■ JOB
Will you write out the data exactly, excluding every picture?

■ MATERIAL SHOWN
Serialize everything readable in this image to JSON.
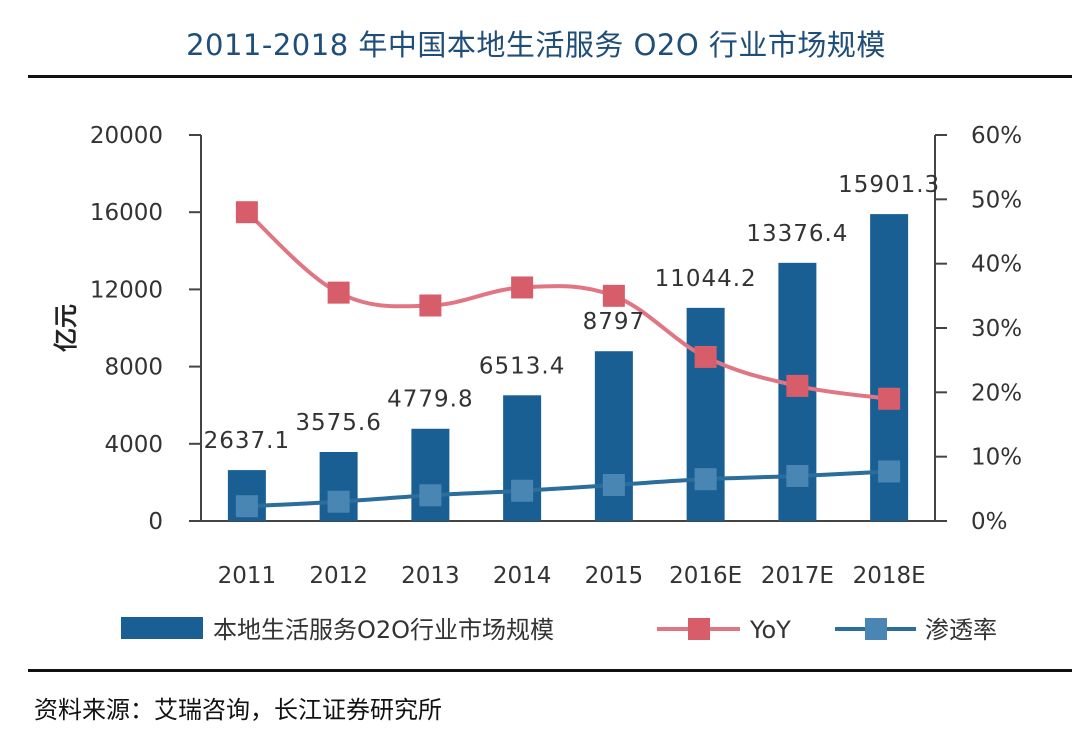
{
  "title": "2011-2018 年中国本地生活服务 O2O 行业市场规模",
  "source": "资料来源：艾瑞咨询，长江证券研究所",
  "colors": {
    "bar": "#1a5f94",
    "yoy_line": "#e07683",
    "yoy_marker": "#d85d6b",
    "penetration_line": "#2b6d9b",
    "penetration_marker": "#4a86b3",
    "title": "#1f4e79"
  },
  "chart_data": {
    "type": "bar",
    "title": "2011-2018 年中国本地生活服务 O2O 行业市场规模",
    "categories": [
      "2011",
      "2012",
      "2013",
      "2014",
      "2015",
      "2016E",
      "2017E",
      "2018E"
    ],
    "ylabel": "亿元",
    "ylim": [
      0,
      20000
    ],
    "y_ticks": [
      "0",
      "4000",
      "8000",
      "12000",
      "16000",
      "20000"
    ],
    "y2lim": [
      0,
      0.6
    ],
    "y2_ticks": [
      "0%",
      "10%",
      "20%",
      "30%",
      "40%",
      "50%",
      "60%"
    ],
    "grid": false,
    "legend_position": "bottom",
    "series": [
      {
        "name": "本地生活服务O2O行业市场规模",
        "type": "bar",
        "axis": "left",
        "values": [
          2637.1,
          3575.6,
          4779.8,
          6513.4,
          8797,
          11044.2,
          13376.4,
          15901.3
        ],
        "labels": [
          "2637.1",
          "3575.6",
          "4779.8",
          "6513.4",
          "8797",
          "11044.2",
          "13376.4",
          "15901.3"
        ]
      },
      {
        "name": "YoY",
        "type": "line",
        "axis": "right",
        "marker": "square",
        "values": [
          0.48,
          0.355,
          0.335,
          0.363,
          0.35,
          0.255,
          0.21,
          0.19
        ]
      },
      {
        "name": "渗透率",
        "type": "line",
        "axis": "right",
        "marker": "square",
        "values": [
          0.023,
          0.03,
          0.04,
          0.047,
          0.056,
          0.065,
          0.07,
          0.077
        ]
      }
    ]
  }
}
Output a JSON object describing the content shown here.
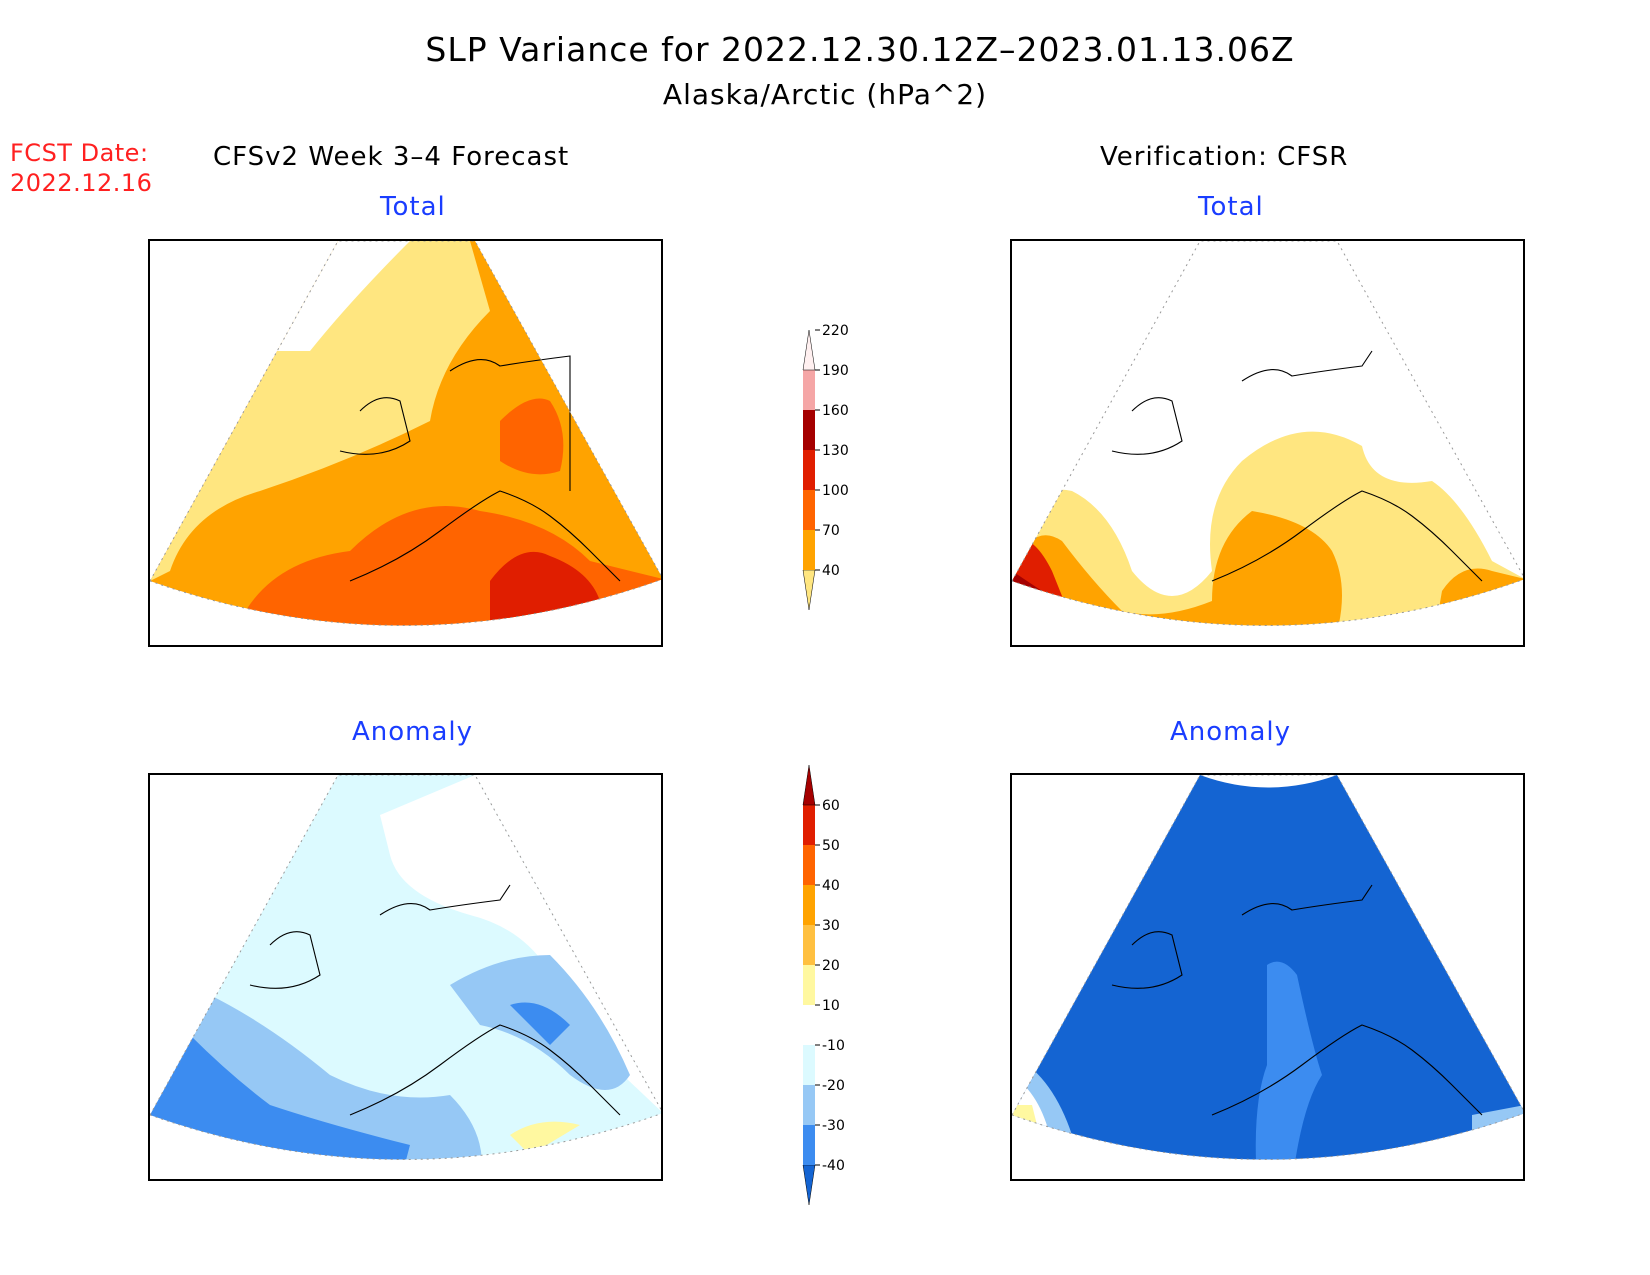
{
  "title": {
    "line1": "SLP Variance for 2022.12.30.12Z–2023.01.13.06Z",
    "line2": "Alaska/Arctic (hPa^2)"
  },
  "fcst_date": {
    "label": "FCST Date:",
    "value": "2022.12.16"
  },
  "columns": {
    "forecast": "CFSv2 Week 3–4 Forecast",
    "verification": "Verification: CFSR"
  },
  "panels": {
    "forecast_total": {
      "title": "Total"
    },
    "verification_total": {
      "title": "Total"
    },
    "forecast_anomaly": {
      "title": "Anomaly"
    },
    "verification_anomaly": {
      "title": "Anomaly"
    }
  },
  "total_colorbar": {
    "ticks": [
      "40",
      "70",
      "100",
      "130",
      "160",
      "190",
      "220"
    ],
    "colors": [
      "#ffe680",
      "#ffa300",
      "#ff6400",
      "#e01e00",
      "#a50000",
      "#f5a6a6",
      "#fff0f0"
    ]
  },
  "anomaly_colorbar": {
    "ticks": [
      "-40",
      "-30",
      "-20",
      "-10",
      "10",
      "20",
      "30",
      "40",
      "50",
      "60"
    ],
    "colors": [
      "#1464d2",
      "#3c8cf0",
      "#96c8f5",
      "#dcfaff",
      "#ffffff",
      "#fff8a0",
      "#ffc040",
      "#ffa300",
      "#ff6400",
      "#e01e00",
      "#a50000"
    ]
  },
  "fill_colors": {
    "white": "#ffffff",
    "lightyellow": "#ffe680",
    "orange": "#ffa300",
    "darkorange": "#ff6400",
    "red": "#e01e00",
    "darkred": "#a50000",
    "lightcyan": "#dcfaff",
    "lightblue": "#96c8f5",
    "midblue": "#3c8cf0",
    "blue": "#1464d2",
    "paleyellow": "#fff8a0"
  }
}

■ ANSWER TO THIS TASK
Serialize everything readable in this image to JSON.
{
  "title": "2011-2018 年中国本地生活服务 O2O 行业市场规模",
  "source": "资料来源：艾瑞咨询，长江证券研究所",
  "colors": {
    "bar": "#1a5f94",
    "yoy_line": "#e07683",
    "yoy_marker": "#d85d6b",
    "penetration_line": "#2b6d9b",
    "penetration_marker": "#4a86b3",
    "title": "#1f4e79"
  },
  "chart_data": {
    "type": "bar",
    "title": "2011-2018 年中国本地生活服务 O2O 行业市场规模",
    "categories": [
      "2011",
      "2012",
      "2013",
      "2014",
      "2015",
      "2016E",
      "2017E",
      "2018E"
    ],
    "ylabel": "亿元",
    "ylim": [
      0,
      20000
    ],
    "y_ticks": [
      "0",
      "4000",
      "8000",
      "12000",
      "16000",
      "20000"
    ],
    "y2lim": [
      0,
      0.6
    ],
    "y2_ticks": [
      "0%",
      "10%",
      "20%",
      "30%",
      "40%",
      "50%",
      "60%"
    ],
    "grid": false,
    "legend_position": "bottom",
    "series": [
      {
        "name": "本地生活服务O2O行业市场规模",
        "type": "bar",
        "axis": "left",
        "values": [
          2637.1,
          3575.6,
          4779.8,
          6513.4,
          8797,
          11044.2,
          13376.4,
          15901.3
        ],
        "labels": [
          "2637.1",
          "3575.6",
          "4779.8",
          "6513.4",
          "8797",
          "11044.2",
          "13376.4",
          "15901.3"
        ]
      },
      {
        "name": "YoY",
        "type": "line",
        "axis": "right",
        "marker": "square",
        "values": [
          0.48,
          0.355,
          0.335,
          0.363,
          0.35,
          0.255,
          0.21,
          0.19
        ]
      },
      {
        "name": "渗透率",
        "type": "line",
        "axis": "right",
        "marker": "square",
        "values": [
          0.023,
          0.03,
          0.04,
          0.047,
          0.056,
          0.065,
          0.07,
          0.077
        ]
      }
    ]
  }
}
Output a JSON object describing the content shown here.
{
  "title": {
    "line1": "SLP Variance for 2022.12.30.12Z–2023.01.13.06Z",
    "line2": "Alaska/Arctic (hPa^2)"
  },
  "fcst_date": {
    "label": "FCST Date:",
    "value": "2022.12.16"
  },
  "columns": {
    "forecast": "CFSv2 Week 3–4 Forecast",
    "verification": "Verification: CFSR"
  },
  "panels": {
    "forecast_total": {
      "title": "Total"
    },
    "verification_total": {
      "title": "Total"
    },
    "forecast_anomaly": {
      "title": "Anomaly"
    },
    "verification_anomaly": {
      "title": "Anomaly"
    }
  },
  "total_colorbar": {
    "ticks": [
      "40",
      "70",
      "100",
      "130",
      "160",
      "190",
      "220"
    ],
    "colors": [
      "#ffe680",
      "#ffa300",
      "#ff6400",
      "#e01e00",
      "#a50000",
      "#f5a6a6",
      "#fff0f0"
    ]
  },
  "anomaly_colorbar": {
    "ticks": [
      "-40",
      "-30",
      "-20",
      "-10",
      "10",
      "20",
      "30",
      "40",
      "50",
      "60"
    ],
    "colors": [
      "#1464d2",
      "#3c8cf0",
      "#96c8f5",
      "#dcfaff",
      "#ffffff",
      "#fff8a0",
      "#ffc040",
      "#ffa300",
      "#ff6400",
      "#e01e00",
      "#a50000"
    ]
  },
  "fill_colors": {
    "white": "#ffffff",
    "lightyellow": "#ffe680",
    "orange": "#ffa300",
    "darkorange": "#ff6400",
    "red": "#e01e00",
    "darkred": "#a50000",
    "lightcyan": "#dcfaff",
    "lightblue": "#96c8f5",
    "midblue": "#3c8cf0",
    "blue": "#1464d2",
    "paleyellow": "#fff8a0"
  }
}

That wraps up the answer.